### WHAT THIS TASK INVOLVES
Repeat each record below exactly, dropping the pictures.
— start of MATERIAL PROVIDED —
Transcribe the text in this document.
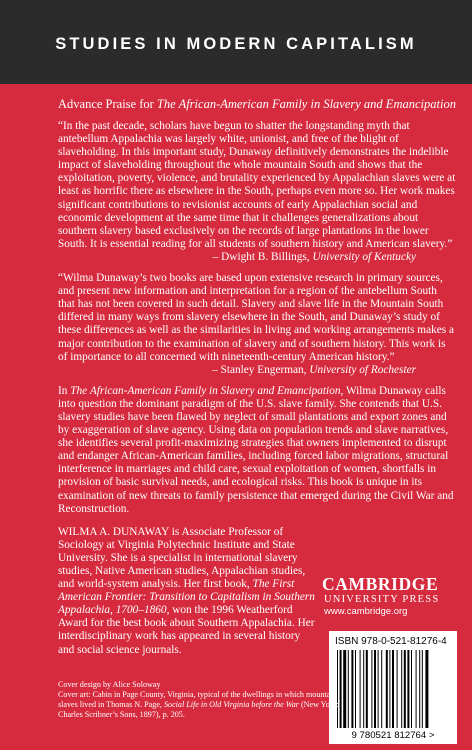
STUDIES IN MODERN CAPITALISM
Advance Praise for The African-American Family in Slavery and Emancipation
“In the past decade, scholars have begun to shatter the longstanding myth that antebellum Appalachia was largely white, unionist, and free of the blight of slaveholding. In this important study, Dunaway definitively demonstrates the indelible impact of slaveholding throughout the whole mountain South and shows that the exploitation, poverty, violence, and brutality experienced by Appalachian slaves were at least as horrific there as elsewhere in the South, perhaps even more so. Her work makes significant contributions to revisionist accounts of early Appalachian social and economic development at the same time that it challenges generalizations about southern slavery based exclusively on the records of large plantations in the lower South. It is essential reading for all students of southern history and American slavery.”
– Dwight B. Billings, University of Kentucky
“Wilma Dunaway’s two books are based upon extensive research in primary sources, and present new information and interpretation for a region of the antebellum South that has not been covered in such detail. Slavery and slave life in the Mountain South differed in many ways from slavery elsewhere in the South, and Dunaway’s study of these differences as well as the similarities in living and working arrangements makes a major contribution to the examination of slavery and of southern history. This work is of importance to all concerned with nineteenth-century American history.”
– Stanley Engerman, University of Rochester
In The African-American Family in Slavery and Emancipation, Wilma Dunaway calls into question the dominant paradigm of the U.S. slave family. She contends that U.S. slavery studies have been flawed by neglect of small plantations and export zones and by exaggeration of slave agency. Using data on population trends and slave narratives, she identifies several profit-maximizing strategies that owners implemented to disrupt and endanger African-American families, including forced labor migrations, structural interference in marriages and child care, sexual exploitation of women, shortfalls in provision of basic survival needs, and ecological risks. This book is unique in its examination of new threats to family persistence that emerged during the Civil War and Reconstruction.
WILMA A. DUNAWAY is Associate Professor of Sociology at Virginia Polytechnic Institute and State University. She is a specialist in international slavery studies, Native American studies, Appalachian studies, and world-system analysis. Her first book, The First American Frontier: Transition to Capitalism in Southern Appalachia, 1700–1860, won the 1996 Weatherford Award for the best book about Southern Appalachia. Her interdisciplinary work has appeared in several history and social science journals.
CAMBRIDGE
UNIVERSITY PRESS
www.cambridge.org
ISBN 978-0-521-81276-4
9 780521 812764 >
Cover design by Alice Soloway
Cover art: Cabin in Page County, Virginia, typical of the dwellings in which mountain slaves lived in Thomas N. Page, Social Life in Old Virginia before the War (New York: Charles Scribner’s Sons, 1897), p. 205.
— end of MATERIAL PROVIDED —
### SOLUTION TO THE PROBLEM
Transcribe the text in this document.
STUDIES IN MODERN CAPITALISM
Advance Praise for The African-American Family in Slavery and Emancipation
“In the past decade, scholars have begun to shatter the longstanding myth that antebellum Appalachia was largely white, unionist, and free of the blight of slaveholding. In this important study, Dunaway definitively demonstrates the indelible impact of slaveholding throughout the whole mountain South and shows that the exploitation, poverty, violence, and brutality experienced by Appalachian slaves were at least as horrific there as elsewhere in the South, perhaps even more so. Her work makes significant contributions to revisionist accounts of early Appalachian social and economic development at the same time that it challenges generalizations about southern slavery based exclusively on the records of large plantations in the lower South. It is essential reading for all students of southern history and American slavery.”
– Dwight B. Billings, University of Kentucky
“Wilma Dunaway’s two books are based upon extensive research in primary sources, and present new information and interpretation for a region of the antebellum South that has not been covered in such detail. Slavery and slave life in the Mountain South differed in many ways from slavery elsewhere in the South, and Dunaway’s study of these differences as well as the similarities in living and working arrangements makes a major contribution to the examination of slavery and of southern history. This work is of importance to all concerned with nineteenth-century American history.”
– Stanley Engerman, University of Rochester
In The African-American Family in Slavery and Emancipation, Wilma Dunaway calls into question the dominant paradigm of the U.S. slave family. She contends that U.S. slavery studies have been flawed by neglect of small plantations and export zones and by exaggeration of slave agency. Using data on population trends and slave narratives, she identifies several profit-maximizing strategies that owners implemented to disrupt and endanger African-American families, including forced labor migrations, structural interference in marriages and child care, sexual exploitation of women, shortfalls in provision of basic survival needs, and ecological risks. This book is unique in its examination of new threats to family persistence that emerged during the Civil War and Reconstruction.
WILMA A. DUNAWAY is Associate Professor of Sociology at Virginia Polytechnic Institute and State University. She is a specialist in international slavery studies, Native American studies, Appalachian studies, and world-system analysis. Her first book, The First American Frontier: Transition to Capitalism in Southern Appalachia, 1700–1860, won the 1996 Weatherford Award for the best book about Southern Appalachia. Her interdisciplinary work has appeared in several history and social science journals.
CAMBRIDGE
UNIVERSITY PRESS
www.cambridge.org
ISBN 978-0-521-81276-4
9 780521 812764 >
Cover design by Alice Soloway
Cover art: Cabin in Page County, Virginia, typical of the dwellings in which mountain slaves lived in Thomas N. Page, Social Life in Old Virginia before the War (New York: Charles Scribner’s Sons, 1897), p. 205.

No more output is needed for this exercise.